REQUIRED WORK -
Extract the full listing verbatim and drop any pictures from your copy.

RECORDS FOR THE TASK -
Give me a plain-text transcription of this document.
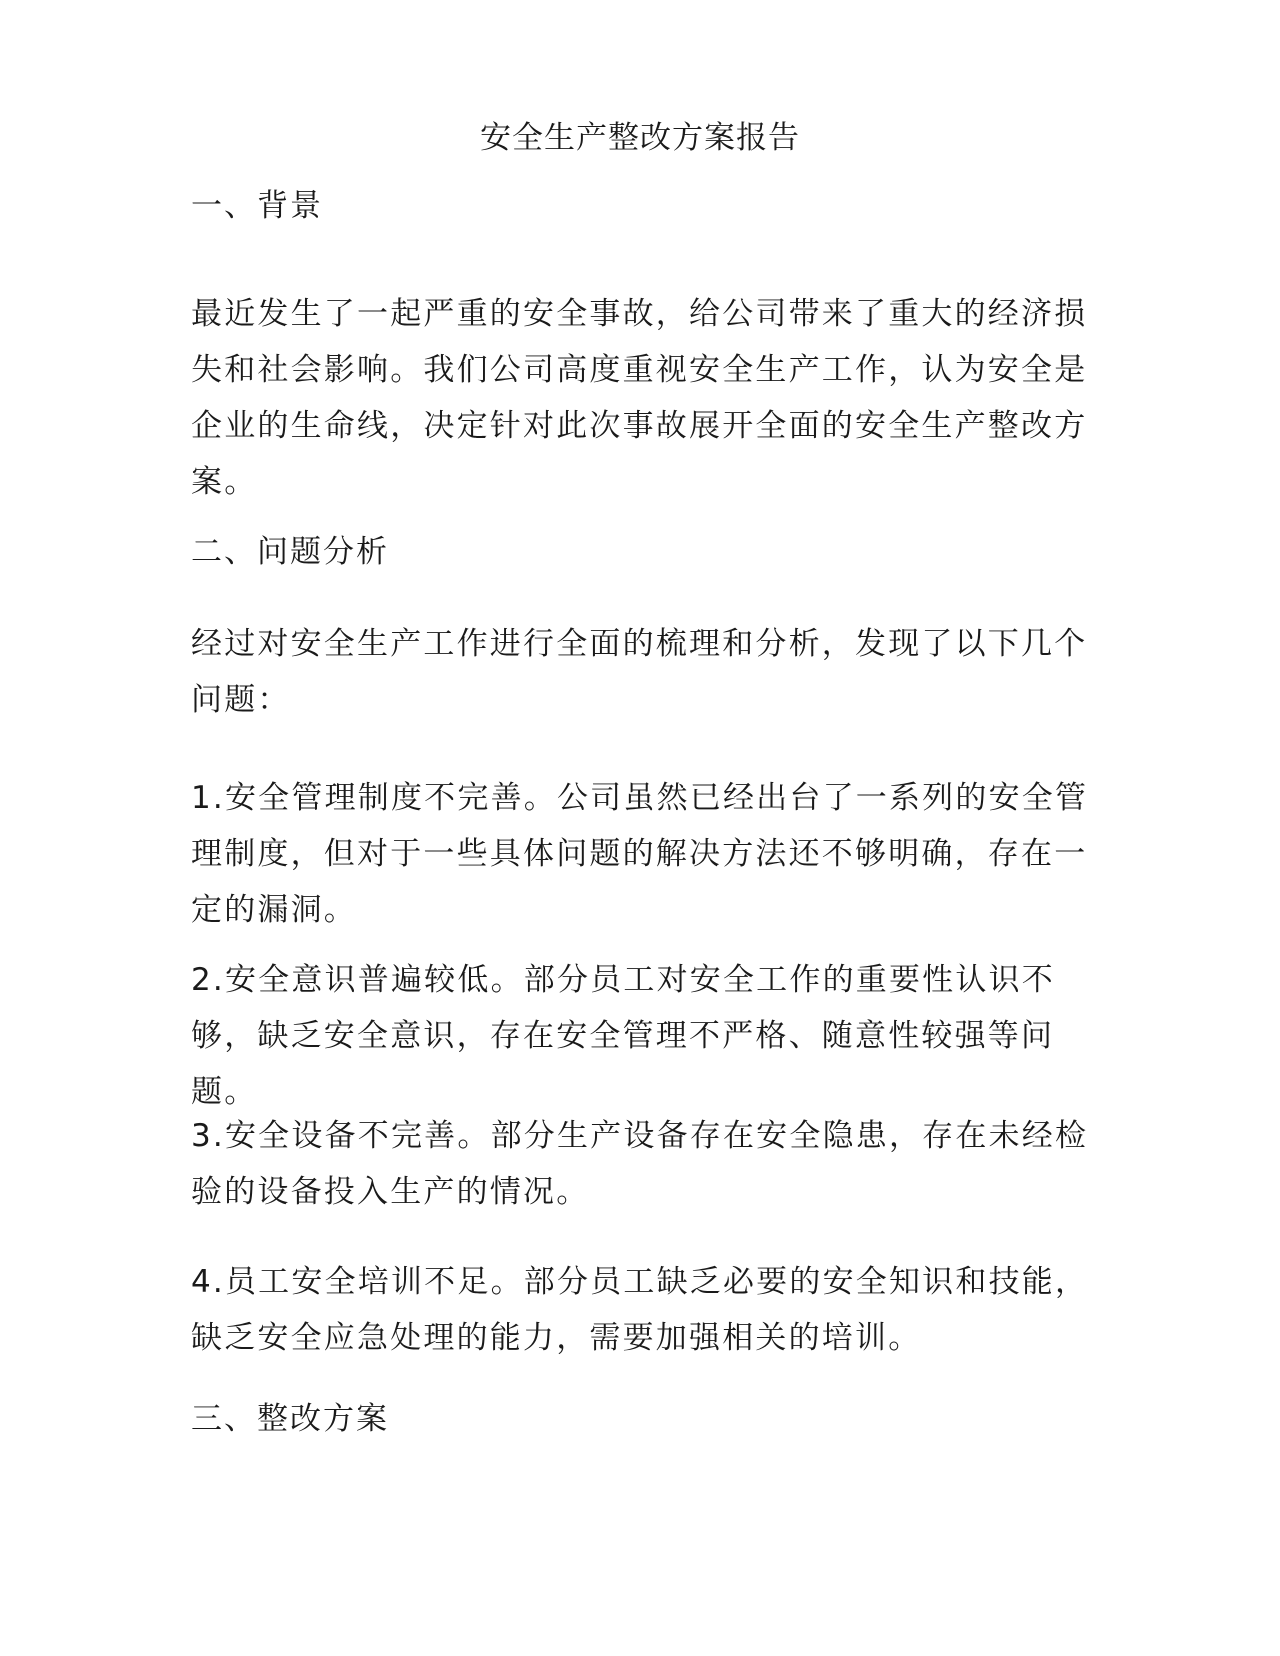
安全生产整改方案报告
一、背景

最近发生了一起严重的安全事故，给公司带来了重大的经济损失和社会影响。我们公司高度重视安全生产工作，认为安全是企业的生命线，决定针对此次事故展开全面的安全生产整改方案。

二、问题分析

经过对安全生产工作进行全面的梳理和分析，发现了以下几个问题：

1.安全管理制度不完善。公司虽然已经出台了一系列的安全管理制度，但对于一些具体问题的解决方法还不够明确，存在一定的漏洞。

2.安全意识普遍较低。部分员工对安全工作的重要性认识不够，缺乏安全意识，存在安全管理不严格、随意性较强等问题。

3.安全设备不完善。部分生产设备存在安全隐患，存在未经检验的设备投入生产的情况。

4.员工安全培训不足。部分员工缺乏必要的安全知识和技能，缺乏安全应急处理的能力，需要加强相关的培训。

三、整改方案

OUTPUT -
Give me a plain-text transcription of this document.
安全生产整改方案报告
一、背景

最近发生了一起严重的安全事故，给公司带来了重大的经济损失和社会影响。我们公司高度重视安全生产工作，认为安全是企业的生命线，决定针对此次事故展开全面的安全生产整改方案。

二、问题分析

经过对安全生产工作进行全面的梳理和分析，发现了以下几个问题：

1.安全管理制度不完善。公司虽然已经出台了一系列的安全管理制度，但对于一些具体问题的解决方法还不够明确，存在一定的漏洞。

2.安全意识普遍较低。部分员工对安全工作的重要性认识不够，缺乏安全意识，存在安全管理不严格、随意性较强等问题。

3.安全设备不完善。部分生产设备存在安全隐患，存在未经检验的设备投入生产的情况。

4.员工安全培训不足。部分员工缺乏必要的安全知识和技能，缺乏安全应急处理的能力，需要加强相关的培训。

三、整改方案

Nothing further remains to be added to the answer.